Data excerpts:
————

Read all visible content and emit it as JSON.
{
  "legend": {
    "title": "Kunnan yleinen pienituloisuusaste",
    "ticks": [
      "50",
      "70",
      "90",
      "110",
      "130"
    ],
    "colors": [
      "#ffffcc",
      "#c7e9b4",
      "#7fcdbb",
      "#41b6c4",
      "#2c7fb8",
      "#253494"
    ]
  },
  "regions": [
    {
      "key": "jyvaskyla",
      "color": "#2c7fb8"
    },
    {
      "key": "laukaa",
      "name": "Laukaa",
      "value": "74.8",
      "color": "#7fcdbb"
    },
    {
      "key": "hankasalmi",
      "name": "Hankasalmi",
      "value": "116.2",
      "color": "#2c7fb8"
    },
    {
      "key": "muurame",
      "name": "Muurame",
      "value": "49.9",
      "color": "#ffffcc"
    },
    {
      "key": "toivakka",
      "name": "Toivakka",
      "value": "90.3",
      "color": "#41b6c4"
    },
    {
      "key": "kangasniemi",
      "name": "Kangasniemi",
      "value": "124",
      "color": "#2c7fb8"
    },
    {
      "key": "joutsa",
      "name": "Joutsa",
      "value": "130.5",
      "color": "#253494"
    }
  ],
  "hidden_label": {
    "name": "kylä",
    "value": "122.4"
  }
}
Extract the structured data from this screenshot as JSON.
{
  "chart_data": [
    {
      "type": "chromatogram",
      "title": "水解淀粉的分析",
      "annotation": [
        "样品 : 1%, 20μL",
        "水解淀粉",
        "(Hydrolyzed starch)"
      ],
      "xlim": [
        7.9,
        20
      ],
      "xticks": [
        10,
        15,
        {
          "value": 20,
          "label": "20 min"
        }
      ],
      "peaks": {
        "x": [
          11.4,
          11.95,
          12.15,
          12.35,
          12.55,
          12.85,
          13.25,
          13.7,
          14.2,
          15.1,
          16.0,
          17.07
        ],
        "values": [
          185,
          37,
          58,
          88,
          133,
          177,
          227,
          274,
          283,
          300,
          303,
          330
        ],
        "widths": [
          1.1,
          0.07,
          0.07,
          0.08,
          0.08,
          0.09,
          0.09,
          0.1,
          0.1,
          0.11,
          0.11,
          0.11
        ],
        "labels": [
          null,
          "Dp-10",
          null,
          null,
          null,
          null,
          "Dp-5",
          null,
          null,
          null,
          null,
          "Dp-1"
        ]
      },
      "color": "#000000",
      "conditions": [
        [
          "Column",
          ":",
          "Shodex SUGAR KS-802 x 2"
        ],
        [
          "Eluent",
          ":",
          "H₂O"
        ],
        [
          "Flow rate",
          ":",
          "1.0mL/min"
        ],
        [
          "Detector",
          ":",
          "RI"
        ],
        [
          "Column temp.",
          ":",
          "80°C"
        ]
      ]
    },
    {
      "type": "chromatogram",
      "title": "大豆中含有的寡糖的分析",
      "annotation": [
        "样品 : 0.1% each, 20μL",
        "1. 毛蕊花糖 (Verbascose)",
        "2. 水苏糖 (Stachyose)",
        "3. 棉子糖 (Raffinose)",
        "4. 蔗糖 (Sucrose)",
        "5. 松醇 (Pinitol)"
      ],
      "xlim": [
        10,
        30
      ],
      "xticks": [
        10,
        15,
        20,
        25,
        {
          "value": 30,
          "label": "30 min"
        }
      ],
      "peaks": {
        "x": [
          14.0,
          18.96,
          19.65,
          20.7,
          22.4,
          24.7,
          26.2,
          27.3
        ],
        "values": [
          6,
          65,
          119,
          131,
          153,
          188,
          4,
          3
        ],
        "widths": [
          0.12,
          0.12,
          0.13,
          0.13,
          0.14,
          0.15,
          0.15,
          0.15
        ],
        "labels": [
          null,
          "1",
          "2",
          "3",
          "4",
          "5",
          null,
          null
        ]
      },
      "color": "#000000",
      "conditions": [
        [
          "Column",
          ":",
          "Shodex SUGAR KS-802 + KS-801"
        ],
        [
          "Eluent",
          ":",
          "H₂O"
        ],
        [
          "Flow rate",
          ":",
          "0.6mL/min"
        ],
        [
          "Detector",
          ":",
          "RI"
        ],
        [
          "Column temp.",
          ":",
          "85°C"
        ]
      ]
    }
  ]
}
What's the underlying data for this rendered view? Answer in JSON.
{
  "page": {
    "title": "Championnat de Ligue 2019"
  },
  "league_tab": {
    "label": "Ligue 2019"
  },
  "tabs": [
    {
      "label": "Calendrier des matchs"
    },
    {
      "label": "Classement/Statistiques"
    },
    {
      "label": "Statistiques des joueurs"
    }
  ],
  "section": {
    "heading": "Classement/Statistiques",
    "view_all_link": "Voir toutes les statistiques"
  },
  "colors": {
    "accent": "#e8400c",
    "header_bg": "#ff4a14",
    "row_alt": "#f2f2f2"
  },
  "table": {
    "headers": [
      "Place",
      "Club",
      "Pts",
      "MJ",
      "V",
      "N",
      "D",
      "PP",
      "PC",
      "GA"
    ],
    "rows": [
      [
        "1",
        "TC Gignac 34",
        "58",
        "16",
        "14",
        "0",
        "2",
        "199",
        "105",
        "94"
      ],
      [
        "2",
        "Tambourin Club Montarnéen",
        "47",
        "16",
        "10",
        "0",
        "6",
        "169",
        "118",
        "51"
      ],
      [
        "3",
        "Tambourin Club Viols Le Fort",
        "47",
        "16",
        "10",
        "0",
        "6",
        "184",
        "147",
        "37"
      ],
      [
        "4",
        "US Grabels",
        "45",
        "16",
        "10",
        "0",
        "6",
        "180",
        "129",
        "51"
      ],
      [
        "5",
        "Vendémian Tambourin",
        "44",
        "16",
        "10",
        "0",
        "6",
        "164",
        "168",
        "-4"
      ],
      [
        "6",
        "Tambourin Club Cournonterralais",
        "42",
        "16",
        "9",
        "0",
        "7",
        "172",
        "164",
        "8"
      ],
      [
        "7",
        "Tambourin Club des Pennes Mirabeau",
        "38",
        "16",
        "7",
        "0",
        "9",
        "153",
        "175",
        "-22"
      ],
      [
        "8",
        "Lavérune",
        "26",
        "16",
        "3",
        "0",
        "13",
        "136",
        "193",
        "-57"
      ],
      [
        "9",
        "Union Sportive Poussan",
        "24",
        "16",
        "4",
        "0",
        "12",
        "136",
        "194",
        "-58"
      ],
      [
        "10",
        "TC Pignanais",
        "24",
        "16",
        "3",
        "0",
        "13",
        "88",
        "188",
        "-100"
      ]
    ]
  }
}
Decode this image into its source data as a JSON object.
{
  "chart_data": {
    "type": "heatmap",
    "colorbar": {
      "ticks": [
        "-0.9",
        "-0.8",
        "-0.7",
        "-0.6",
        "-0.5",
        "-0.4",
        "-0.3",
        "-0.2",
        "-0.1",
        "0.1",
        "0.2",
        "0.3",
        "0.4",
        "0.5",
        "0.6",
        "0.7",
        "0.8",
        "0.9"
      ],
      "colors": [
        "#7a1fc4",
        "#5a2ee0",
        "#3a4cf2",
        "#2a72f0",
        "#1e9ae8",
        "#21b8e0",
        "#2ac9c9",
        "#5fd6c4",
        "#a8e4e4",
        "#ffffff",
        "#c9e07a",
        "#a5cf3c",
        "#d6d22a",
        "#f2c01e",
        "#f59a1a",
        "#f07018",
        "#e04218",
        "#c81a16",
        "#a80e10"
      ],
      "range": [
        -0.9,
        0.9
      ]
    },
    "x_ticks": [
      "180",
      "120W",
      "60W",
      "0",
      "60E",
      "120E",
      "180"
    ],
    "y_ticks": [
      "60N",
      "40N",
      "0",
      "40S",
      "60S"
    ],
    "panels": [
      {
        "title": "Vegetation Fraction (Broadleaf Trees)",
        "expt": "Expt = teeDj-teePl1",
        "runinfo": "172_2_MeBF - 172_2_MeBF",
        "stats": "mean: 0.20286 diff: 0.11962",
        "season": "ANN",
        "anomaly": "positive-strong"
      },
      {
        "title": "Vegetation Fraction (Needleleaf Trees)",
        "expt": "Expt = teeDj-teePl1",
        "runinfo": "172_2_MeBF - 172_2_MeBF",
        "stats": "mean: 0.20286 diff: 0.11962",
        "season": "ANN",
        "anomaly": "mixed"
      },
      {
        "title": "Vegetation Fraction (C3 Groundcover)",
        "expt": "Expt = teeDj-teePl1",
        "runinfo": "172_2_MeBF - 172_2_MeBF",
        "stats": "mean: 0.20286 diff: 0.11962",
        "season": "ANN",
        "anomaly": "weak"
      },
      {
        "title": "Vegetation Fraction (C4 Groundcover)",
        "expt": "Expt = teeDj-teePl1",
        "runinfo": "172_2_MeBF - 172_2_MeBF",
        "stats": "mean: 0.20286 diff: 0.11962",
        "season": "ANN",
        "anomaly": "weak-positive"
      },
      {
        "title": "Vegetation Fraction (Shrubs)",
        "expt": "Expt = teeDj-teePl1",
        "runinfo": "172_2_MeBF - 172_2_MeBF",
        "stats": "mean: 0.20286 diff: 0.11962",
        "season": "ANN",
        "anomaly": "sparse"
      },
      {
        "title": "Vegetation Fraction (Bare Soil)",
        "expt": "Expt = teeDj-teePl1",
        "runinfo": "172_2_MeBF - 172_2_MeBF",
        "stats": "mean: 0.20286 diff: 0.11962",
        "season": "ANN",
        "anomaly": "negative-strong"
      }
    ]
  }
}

————

Problem:
Go through the records. Copy each line where "anomaly" appears.

Expected answer:
        "anomaly": "positive-strong"
        "anomaly": "mixed"
        "anomaly": "weak"
        "anomaly": "weak-positive"
        "anomaly": "sparse"
        "anomaly": "negative-strong"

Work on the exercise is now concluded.